-- START EXTRACTED TEXT --

Monday, February 23, 2015

Stepping Back

It’s easier for everyone when Mommy does the work. That’s how I felt when my children were growing up. It was really hard for me to let them take charge in the kitchen, the garden, and the laundry room, even though my teacher-self knew that was the only way they would learn how to cook, grow things, and wash their clothes. Because I’m a little obsessive about things like clean counters, organized shelves, and neat borders, it was hard for me to let go and just deal with it when I found the can opener in the wrong drawer or the spice shelf in disarray. However, by the time the fourth child had learned to do her own laundry, I was working full time and it was a relief to know that the kids could start dinner, vacuum the rugs, and take care of their own rooms and clothes.
It’s been nearly ten years since my fifth, and youngest, child left home and I think I may be falling back into old habits. Without thinking too hard, I can count three times in the last couple of weeks when I had to consciously restrain myself from telling students how to do something instead of just letting them do it. One of those times was last Wednesday in Girls Surviving.

It was a freezing night. One of the girls was sick, another had to attend a swim meet, and several just didn’t show. Carolyn and I had planned to start the workshop by asking the girls to brainstorm ideas for a new scene based on the improvisations they had done the week before, but half an hour into the workshop, when we finally decided stop waiting for late comers, there were only three girls in the room. Not even close to a quorum. So we moved to plan B: put together the ‘Hank’ scene for which dialogues and monologues had already been written. The girls began reading the material aloud, trading roles and talking about the lines they liked. About half way through the readings, two more girls arrived.
The group had a good discussion about how they thought the scene might go. It was during this discussion that I became aware of my impulse to tell them what I though would work best, but I bit my tongue and, with a only couple of lapses, listened. Their ideas were great, which is one thing I always realize when I’m listening to student talk. As long as they are working within their zone of proximal development, students can handle the work on their own. However, they don’t always have the confidence to realize they know what they’re doing and, when an adult makes a suggestion or begins directing the work, they tend to let her take over. Even our veteran girls can fall victim to self-doubt.

-- END EXTRACTED TEXT --

- PROMPT A
Update the listing by replacing "report-icon" with "flag-icon", keeping everything else the same. Begin at the first line of the listing and stop after the line that contains "user-avatar[interactable] [19,1167,43,1191]".

-- START EXERCISE DATA --

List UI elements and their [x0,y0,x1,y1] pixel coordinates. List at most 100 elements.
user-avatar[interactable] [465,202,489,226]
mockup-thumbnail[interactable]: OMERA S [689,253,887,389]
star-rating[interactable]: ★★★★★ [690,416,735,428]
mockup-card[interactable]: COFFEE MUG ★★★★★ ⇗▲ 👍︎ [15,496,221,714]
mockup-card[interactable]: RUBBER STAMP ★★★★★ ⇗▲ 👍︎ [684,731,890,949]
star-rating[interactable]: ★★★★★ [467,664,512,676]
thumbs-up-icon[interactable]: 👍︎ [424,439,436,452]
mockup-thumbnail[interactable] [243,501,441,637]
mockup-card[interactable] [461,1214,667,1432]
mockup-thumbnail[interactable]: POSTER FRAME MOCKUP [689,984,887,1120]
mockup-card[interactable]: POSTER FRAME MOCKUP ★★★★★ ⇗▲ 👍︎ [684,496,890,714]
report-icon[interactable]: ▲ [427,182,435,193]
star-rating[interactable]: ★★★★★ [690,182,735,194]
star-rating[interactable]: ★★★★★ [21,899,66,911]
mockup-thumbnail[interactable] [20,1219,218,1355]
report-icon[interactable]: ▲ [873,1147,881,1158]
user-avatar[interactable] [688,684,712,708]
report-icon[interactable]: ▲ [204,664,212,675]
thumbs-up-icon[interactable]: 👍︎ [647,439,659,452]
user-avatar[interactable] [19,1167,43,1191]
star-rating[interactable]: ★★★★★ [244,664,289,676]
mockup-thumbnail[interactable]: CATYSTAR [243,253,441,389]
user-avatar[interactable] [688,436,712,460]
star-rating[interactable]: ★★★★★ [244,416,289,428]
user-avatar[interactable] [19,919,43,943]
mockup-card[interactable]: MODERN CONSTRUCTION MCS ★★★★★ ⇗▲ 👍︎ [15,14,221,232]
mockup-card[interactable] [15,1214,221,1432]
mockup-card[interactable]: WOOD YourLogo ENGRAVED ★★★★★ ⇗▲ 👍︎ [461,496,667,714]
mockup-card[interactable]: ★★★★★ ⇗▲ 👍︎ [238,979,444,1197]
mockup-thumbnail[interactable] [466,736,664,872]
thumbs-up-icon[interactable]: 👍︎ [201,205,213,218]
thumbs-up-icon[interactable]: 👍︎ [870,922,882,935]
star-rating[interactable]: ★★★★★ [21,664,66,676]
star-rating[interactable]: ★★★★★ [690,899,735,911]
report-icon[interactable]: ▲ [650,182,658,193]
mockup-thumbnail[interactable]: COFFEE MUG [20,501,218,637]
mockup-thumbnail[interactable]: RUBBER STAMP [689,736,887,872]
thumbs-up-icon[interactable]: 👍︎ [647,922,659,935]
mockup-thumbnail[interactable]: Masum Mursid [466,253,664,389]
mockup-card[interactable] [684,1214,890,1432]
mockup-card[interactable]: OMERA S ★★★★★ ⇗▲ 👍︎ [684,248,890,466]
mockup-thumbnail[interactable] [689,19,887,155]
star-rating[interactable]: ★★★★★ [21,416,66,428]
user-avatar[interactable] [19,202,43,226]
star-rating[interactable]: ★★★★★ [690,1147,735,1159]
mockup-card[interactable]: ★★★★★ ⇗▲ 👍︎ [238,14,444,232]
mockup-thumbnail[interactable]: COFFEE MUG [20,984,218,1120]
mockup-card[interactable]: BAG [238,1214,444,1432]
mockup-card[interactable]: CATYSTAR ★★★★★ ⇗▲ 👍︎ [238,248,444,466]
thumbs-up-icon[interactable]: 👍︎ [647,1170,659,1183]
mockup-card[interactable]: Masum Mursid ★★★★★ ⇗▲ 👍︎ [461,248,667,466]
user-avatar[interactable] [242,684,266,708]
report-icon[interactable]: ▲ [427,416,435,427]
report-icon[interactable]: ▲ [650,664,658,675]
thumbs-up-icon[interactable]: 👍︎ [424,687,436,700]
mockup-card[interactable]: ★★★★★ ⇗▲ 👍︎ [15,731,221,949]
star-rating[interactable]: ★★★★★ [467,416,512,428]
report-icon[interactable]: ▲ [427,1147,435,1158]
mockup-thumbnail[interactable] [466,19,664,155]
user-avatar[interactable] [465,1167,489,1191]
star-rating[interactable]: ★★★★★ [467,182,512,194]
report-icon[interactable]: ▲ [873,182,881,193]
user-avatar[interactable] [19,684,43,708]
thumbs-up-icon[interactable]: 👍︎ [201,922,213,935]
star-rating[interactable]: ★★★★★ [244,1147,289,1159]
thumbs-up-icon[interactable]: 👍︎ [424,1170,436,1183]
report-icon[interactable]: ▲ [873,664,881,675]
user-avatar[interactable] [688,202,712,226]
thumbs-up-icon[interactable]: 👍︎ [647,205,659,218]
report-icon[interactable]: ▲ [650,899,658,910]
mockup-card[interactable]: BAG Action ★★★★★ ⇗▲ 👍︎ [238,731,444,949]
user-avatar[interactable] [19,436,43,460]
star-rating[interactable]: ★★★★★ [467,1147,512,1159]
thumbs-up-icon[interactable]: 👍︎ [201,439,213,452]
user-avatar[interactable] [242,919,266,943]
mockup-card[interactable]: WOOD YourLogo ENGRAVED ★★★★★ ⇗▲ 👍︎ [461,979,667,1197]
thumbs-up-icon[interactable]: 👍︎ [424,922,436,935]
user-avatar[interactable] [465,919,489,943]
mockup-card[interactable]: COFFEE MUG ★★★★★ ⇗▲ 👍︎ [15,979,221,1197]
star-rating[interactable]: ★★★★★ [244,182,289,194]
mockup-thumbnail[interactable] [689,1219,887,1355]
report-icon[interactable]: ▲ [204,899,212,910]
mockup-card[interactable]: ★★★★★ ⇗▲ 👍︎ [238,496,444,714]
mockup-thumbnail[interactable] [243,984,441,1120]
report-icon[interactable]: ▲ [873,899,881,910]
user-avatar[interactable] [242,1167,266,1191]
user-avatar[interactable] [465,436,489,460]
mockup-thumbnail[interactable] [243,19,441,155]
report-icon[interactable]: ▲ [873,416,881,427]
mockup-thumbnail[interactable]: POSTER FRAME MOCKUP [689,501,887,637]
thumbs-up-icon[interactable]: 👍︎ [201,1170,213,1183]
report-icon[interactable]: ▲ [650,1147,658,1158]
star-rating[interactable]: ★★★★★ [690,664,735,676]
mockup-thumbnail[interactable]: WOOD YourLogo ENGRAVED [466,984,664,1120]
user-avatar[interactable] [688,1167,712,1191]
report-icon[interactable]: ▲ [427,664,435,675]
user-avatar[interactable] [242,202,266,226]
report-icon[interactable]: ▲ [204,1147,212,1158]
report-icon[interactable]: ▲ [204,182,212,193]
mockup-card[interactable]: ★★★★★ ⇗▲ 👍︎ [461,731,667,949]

-- END EXERCISE DATA --

- PROMPT B
In the post about stepping back, how many girls were in the room when the leaders stopped waiting for latecomers?

- TASK RESPONSE A
List UI elements and their [x0,y0,x1,y1] pixel coordinates. List at most 100 elements.
user-avatar[interactable] [465,202,489,226]
mockup-thumbnail[interactable]: OMERA S [689,253,887,389]
star-rating[interactable]: ★★★★★ [690,416,735,428]
mockup-card[interactable]: COFFEE MUG ★★★★★ ⇗▲ 👍︎ [15,496,221,714]
mockup-card[interactable]: RUBBER STAMP ★★★★★ ⇗▲ 👍︎ [684,731,890,949]
star-rating[interactable]: ★★★★★ [467,664,512,676]
thumbs-up-icon[interactable]: 👍︎ [424,439,436,452]
mockup-thumbnail[interactable] [243,501,441,637]
mockup-card[interactable] [461,1214,667,1432]
mockup-thumbnail[interactable]: POSTER FRAME MOCKUP [689,984,887,1120]
mockup-card[interactable]: POSTER FRAME MOCKUP ★★★★★ ⇗▲ 👍︎ [684,496,890,714]
flag-icon[interactable]: ▲ [427,182,435,193]
star-rating[interactable]: ★★★★★ [690,182,735,194]
star-rating[interactable]: ★★★★★ [21,899,66,911]
mockup-thumbnail[interactable] [20,1219,218,1355]
flag-icon[interactable]: ▲ [873,1147,881,1158]
user-avatar[interactable] [688,684,712,708]
flag-icon[interactable]: ▲ [204,664,212,675]
thumbs-up-icon[interactable]: 👍︎ [647,439,659,452]
user-avatar[interactable] [19,1167,43,1191]

- TASK RESPONSE B
Three girls.